(Data extracted from a collection)
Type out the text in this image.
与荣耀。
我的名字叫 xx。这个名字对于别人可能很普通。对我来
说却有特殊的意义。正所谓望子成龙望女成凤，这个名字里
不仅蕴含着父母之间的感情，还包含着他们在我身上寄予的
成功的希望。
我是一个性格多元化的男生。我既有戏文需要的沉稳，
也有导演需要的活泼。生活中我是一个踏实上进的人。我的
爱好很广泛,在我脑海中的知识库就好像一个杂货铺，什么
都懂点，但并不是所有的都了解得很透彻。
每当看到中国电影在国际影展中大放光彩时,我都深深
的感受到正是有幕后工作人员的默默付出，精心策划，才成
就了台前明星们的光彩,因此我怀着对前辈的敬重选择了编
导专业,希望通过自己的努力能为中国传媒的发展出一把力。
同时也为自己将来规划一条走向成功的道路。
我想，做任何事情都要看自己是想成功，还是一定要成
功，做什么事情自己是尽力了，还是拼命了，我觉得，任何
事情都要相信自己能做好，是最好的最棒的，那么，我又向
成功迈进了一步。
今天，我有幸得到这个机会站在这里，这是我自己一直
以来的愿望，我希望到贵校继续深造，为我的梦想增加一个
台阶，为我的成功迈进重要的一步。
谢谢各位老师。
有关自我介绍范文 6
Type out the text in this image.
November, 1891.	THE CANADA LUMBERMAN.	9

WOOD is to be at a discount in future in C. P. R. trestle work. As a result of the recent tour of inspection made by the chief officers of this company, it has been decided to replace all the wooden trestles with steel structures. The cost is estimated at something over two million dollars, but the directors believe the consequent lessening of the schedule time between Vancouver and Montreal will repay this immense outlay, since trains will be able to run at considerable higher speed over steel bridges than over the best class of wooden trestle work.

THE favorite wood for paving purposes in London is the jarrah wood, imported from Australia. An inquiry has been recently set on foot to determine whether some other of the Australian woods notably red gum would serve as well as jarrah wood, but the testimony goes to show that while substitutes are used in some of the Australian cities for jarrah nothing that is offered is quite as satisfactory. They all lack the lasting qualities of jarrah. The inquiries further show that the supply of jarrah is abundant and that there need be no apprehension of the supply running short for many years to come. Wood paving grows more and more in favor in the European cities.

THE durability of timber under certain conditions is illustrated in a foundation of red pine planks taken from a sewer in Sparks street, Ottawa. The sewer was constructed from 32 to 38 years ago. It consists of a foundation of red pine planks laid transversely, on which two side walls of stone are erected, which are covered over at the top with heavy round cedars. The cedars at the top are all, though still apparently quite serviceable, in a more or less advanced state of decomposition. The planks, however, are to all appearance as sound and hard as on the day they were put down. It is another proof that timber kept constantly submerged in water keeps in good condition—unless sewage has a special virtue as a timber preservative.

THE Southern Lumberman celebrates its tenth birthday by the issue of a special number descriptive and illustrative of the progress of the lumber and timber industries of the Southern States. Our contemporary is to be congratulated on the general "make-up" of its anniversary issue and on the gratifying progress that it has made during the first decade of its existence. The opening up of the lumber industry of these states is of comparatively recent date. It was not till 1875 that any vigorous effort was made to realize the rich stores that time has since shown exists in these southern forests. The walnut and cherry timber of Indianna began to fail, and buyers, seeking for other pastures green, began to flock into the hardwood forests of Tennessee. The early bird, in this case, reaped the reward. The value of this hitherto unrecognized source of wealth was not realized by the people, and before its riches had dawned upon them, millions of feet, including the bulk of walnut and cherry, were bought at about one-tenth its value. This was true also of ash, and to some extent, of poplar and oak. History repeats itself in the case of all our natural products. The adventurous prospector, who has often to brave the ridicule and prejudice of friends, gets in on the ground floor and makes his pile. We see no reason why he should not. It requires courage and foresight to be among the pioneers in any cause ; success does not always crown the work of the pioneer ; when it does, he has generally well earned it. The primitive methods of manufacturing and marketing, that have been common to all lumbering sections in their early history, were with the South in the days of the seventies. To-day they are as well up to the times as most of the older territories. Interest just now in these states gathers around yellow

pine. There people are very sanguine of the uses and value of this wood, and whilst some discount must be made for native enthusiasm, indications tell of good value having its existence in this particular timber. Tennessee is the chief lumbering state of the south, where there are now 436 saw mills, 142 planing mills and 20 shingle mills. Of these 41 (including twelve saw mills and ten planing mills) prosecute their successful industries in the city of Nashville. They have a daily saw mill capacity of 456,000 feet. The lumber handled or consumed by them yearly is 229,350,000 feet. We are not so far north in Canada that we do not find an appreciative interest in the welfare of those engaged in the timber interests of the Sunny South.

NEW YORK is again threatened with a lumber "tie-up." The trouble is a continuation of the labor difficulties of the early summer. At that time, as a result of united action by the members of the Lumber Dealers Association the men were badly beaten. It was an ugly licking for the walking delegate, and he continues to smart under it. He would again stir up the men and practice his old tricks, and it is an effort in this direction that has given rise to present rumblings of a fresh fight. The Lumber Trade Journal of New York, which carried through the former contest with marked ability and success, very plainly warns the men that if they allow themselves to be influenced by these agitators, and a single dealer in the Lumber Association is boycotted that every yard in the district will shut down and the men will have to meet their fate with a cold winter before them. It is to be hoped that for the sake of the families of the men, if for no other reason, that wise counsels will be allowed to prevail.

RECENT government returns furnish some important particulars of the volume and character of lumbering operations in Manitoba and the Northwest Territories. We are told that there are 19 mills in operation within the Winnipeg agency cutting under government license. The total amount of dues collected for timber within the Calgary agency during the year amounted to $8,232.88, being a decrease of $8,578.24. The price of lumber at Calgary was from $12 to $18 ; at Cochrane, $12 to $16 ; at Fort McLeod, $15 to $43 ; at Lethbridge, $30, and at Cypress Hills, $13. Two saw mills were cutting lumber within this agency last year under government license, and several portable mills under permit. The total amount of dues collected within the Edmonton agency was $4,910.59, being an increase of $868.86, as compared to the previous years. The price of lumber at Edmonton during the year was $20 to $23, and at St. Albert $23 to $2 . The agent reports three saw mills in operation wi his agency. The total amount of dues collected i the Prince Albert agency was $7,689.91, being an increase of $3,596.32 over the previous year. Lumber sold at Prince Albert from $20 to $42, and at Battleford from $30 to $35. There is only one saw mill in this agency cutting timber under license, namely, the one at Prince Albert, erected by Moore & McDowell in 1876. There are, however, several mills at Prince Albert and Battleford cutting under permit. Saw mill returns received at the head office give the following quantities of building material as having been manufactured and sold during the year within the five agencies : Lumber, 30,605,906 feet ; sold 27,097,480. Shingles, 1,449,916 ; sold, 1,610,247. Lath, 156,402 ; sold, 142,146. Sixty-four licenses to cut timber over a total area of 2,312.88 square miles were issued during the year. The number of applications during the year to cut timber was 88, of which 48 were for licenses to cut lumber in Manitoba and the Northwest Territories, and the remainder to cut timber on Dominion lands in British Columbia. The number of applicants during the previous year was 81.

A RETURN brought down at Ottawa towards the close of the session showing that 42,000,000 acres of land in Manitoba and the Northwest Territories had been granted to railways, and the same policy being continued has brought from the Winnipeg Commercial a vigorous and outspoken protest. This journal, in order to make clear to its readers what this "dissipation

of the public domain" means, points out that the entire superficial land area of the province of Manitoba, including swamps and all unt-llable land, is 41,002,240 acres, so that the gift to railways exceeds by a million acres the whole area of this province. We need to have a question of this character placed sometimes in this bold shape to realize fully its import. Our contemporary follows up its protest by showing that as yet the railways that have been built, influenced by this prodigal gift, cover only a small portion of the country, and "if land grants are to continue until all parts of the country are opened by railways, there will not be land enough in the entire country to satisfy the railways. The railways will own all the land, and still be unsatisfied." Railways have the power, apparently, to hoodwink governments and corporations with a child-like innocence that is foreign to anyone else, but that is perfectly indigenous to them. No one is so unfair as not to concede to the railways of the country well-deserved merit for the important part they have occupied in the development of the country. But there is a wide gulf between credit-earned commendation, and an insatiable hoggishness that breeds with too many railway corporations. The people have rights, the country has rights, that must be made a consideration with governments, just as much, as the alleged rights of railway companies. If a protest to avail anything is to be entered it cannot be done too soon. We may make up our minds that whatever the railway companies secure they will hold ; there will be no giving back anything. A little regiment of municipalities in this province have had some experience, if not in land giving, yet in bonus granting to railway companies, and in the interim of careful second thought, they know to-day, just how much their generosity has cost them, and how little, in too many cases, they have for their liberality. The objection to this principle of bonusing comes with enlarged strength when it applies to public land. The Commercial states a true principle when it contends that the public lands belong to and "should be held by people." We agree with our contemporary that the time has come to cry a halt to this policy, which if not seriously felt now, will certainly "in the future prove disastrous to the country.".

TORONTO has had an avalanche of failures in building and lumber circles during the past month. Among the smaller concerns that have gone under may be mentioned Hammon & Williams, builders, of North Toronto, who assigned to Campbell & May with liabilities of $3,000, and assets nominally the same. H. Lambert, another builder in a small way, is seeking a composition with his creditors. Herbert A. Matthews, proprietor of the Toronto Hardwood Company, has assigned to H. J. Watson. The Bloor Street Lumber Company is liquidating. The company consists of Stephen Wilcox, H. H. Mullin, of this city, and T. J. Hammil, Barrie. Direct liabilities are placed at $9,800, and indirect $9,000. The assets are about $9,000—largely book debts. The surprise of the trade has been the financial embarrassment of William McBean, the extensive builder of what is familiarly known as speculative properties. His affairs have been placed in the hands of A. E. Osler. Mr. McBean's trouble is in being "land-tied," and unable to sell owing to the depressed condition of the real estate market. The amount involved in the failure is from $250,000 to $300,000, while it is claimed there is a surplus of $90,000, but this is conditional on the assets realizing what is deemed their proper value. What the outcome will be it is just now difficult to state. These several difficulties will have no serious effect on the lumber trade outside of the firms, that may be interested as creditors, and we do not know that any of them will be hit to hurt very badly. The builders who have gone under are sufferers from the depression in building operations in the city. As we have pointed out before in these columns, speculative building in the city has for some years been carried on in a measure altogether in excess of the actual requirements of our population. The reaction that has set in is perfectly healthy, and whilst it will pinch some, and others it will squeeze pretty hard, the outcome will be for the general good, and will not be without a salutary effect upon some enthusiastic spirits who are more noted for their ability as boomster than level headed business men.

» **PROBLEM STATEMENT**: From the data, pick out every line that includes "Ottawa".

» **PROBLEM SOLUTION**:
THE durability of timber under certain conditions is illustrated in a foundation of red pine planks taken from a sewer in Sparks street, Ottawa. The sewer was constructed from 32 to 38 years ago. It consists of a foundation of red pine planks laid transversely, on which two side walls of stone are erected, which are covered over at the top with heavy round cedars. The cedars at the top are all, though still apparently quite serviceable, in a more or less advanced state of decomposition. The planks, however, are to all appearance as sound and hard as on the day they were put down. It is another proof that timber kept constantly submerged in water keeps in good condition—unless sewage has a special virtue as a timber preservative.
A RETURN brought down at Ottawa towards the close of the session showing that 42,000,000 acres of land in Manitoba and the Northwest Territories had been granted to railways, and the same policy being continued has brought from the Winnipeg Commercial a vigorous and outspoken protest. This journal, in order to make clear to its readers what this "dissipation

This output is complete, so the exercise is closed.